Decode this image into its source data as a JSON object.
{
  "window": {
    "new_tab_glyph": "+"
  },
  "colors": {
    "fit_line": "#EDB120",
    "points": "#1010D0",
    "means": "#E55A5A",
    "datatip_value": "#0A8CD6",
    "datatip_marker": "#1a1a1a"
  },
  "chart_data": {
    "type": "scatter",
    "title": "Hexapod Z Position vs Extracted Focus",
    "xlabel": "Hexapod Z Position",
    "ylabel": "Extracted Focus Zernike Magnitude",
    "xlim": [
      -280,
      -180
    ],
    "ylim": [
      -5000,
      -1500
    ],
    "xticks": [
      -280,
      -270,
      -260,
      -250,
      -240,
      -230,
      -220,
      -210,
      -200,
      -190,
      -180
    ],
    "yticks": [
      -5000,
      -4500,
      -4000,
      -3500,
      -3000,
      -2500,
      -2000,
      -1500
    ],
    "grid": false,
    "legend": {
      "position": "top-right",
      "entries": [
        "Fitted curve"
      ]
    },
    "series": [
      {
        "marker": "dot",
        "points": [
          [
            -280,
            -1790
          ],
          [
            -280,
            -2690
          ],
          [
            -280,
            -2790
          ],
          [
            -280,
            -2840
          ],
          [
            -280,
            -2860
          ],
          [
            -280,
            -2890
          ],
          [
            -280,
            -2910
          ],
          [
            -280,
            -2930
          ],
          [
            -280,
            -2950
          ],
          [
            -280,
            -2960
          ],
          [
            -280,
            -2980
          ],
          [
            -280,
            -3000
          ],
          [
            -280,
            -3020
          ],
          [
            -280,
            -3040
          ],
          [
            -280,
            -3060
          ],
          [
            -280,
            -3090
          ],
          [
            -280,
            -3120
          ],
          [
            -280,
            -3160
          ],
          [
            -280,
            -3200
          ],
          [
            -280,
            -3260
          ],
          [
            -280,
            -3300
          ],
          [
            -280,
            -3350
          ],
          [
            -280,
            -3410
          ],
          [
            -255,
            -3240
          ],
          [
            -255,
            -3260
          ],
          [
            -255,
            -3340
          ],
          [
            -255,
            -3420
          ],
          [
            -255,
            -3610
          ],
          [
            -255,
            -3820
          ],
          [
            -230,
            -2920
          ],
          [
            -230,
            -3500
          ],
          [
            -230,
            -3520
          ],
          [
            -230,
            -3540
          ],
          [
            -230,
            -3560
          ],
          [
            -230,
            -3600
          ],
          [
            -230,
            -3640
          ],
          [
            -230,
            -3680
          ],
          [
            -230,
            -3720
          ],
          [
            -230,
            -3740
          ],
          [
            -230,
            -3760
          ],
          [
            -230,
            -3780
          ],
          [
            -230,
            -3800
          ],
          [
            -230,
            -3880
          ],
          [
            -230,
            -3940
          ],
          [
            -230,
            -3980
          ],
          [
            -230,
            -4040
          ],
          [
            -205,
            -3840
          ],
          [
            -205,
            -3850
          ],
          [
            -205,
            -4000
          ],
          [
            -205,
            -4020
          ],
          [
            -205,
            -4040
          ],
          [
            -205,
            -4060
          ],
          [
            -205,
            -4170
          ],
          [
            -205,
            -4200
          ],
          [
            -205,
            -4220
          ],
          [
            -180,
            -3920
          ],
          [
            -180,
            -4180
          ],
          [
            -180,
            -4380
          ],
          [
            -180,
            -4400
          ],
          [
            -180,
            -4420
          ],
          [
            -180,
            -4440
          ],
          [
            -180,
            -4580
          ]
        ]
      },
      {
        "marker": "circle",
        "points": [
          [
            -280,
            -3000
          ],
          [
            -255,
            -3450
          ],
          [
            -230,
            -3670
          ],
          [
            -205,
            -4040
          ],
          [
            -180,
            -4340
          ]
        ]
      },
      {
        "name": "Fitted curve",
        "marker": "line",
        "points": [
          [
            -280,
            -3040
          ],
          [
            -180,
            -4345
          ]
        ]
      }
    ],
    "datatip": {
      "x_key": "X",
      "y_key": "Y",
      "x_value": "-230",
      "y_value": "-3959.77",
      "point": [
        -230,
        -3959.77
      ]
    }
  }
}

## [Exercise requirements]
Your task is to gather all lines from the entries above that hold the word "Hexapod".

## [Expected answer]
    "title": "Hexapod Z Position vs Extracted Focus",
    "xlabel": "Hexapod Z Position",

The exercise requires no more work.